(Extracted data entries)
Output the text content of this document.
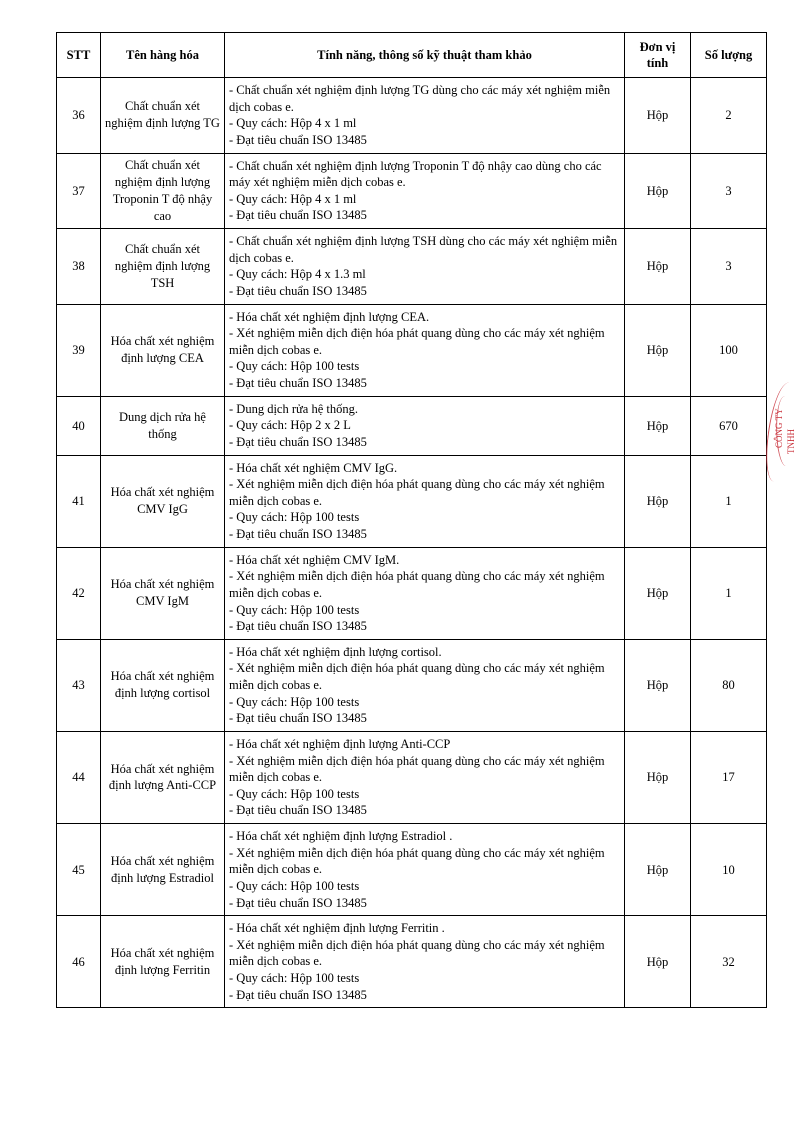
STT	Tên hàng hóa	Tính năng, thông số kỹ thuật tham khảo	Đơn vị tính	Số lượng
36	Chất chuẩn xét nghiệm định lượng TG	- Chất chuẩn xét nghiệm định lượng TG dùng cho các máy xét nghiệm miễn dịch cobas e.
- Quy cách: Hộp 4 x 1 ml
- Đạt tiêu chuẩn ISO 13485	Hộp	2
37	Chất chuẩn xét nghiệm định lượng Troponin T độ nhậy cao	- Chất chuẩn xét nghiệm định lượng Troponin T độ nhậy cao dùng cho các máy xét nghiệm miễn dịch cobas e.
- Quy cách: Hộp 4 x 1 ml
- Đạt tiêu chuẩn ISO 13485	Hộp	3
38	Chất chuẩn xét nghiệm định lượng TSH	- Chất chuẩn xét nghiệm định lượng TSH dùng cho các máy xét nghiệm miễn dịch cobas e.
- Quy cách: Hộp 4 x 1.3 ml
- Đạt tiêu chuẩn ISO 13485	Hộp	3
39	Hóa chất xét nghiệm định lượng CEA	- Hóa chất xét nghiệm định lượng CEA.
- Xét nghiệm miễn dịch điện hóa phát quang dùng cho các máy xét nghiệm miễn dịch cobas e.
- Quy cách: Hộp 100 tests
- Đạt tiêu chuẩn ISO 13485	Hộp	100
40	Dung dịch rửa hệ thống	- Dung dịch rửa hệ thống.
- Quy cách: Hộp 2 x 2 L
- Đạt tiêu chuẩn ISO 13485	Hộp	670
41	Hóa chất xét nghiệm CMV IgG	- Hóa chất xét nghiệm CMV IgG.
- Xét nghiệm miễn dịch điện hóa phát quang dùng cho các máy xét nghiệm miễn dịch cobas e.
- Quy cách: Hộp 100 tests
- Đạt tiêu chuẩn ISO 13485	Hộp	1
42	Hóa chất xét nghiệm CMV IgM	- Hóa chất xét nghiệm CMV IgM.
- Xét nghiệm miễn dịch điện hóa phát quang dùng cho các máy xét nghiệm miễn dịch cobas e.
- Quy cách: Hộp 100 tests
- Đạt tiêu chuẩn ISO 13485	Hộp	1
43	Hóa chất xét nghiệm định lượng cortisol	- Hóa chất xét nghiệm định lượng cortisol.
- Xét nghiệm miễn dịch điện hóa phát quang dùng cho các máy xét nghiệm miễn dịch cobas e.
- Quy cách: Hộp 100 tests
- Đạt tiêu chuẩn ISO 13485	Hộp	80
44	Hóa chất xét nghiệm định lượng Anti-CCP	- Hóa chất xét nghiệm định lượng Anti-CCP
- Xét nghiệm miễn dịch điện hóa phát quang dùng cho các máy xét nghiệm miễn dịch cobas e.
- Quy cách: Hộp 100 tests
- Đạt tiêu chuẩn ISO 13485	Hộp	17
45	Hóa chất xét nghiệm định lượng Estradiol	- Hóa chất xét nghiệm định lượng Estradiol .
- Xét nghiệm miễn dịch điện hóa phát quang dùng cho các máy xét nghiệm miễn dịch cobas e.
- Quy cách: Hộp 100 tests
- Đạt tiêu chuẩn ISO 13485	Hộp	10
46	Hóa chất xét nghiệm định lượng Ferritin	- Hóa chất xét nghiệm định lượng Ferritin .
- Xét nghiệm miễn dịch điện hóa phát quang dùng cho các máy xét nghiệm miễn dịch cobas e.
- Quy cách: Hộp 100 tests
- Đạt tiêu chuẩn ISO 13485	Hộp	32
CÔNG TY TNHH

YOUR INSTRUCTIONS: Every record gets retyped exactly; no picture goes into the copy.

ANSWER FOR THE TASK:
Output the text content of this document.
STT	Tên hàng hóa	Tính năng, thông số kỹ thuật tham khảo	Đơn vị tính	Số lượng
36	Chất chuẩn xét nghiệm định lượng TG	- Chất chuẩn xét nghiệm định lượng TG dùng cho các máy xét nghiệm miễn dịch cobas e.
- Quy cách: Hộp 4 x 1 ml
- Đạt tiêu chuẩn ISO 13485	Hộp	2
37	Chất chuẩn xét nghiệm định lượng Troponin T độ nhậy cao	- Chất chuẩn xét nghiệm định lượng Troponin T độ nhậy cao dùng cho các máy xét nghiệm miễn dịch cobas e.
- Quy cách: Hộp 4 x 1 ml
- Đạt tiêu chuẩn ISO 13485	Hộp	3
38	Chất chuẩn xét nghiệm định lượng TSH	- Chất chuẩn xét nghiệm định lượng TSH dùng cho các máy xét nghiệm miễn dịch cobas e.
- Quy cách: Hộp 4 x 1.3 ml
- Đạt tiêu chuẩn ISO 13485	Hộp	3
39	Hóa chất xét nghiệm định lượng CEA	- Hóa chất xét nghiệm định lượng CEA.
- Xét nghiệm miễn dịch điện hóa phát quang dùng cho các máy xét nghiệm miễn dịch cobas e.
- Quy cách: Hộp 100 tests
- Đạt tiêu chuẩn ISO 13485	Hộp	100
40	Dung dịch rửa hệ thống	- Dung dịch rửa hệ thống.
- Quy cách: Hộp 2 x 2 L
- Đạt tiêu chuẩn ISO 13485	Hộp	670
41	Hóa chất xét nghiệm CMV IgG	- Hóa chất xét nghiệm CMV IgG.
- Xét nghiệm miễn dịch điện hóa phát quang dùng cho các máy xét nghiệm miễn dịch cobas e.
- Quy cách: Hộp 100 tests
- Đạt tiêu chuẩn ISO 13485	Hộp	1
42	Hóa chất xét nghiệm CMV IgM	- Hóa chất xét nghiệm CMV IgM.
- Xét nghiệm miễn dịch điện hóa phát quang dùng cho các máy xét nghiệm miễn dịch cobas e.
- Quy cách: Hộp 100 tests
- Đạt tiêu chuẩn ISO 13485	Hộp	1
43	Hóa chất xét nghiệm định lượng cortisol	- Hóa chất xét nghiệm định lượng cortisol.
- Xét nghiệm miễn dịch điện hóa phát quang dùng cho các máy xét nghiệm miễn dịch cobas e.
- Quy cách: Hộp 100 tests
- Đạt tiêu chuẩn ISO 13485	Hộp	80
44	Hóa chất xét nghiệm định lượng Anti-CCP	- Hóa chất xét nghiệm định lượng Anti-CCP
- Xét nghiệm miễn dịch điện hóa phát quang dùng cho các máy xét nghiệm miễn dịch cobas e.
- Quy cách: Hộp 100 tests
- Đạt tiêu chuẩn ISO 13485	Hộp	17
45	Hóa chất xét nghiệm định lượng Estradiol	- Hóa chất xét nghiệm định lượng Estradiol .
- Xét nghiệm miễn dịch điện hóa phát quang dùng cho các máy xét nghiệm miễn dịch cobas e.
- Quy cách: Hộp 100 tests
- Đạt tiêu chuẩn ISO 13485	Hộp	10
46	Hóa chất xét nghiệm định lượng Ferritin	- Hóa chất xét nghiệm định lượng Ferritin .
- Xét nghiệm miễn dịch điện hóa phát quang dùng cho các máy xét nghiệm miễn dịch cobas e.
- Quy cách: Hộp 100 tests
- Đạt tiêu chuẩn ISO 13485	Hộp	32
CÔNG TY TNHH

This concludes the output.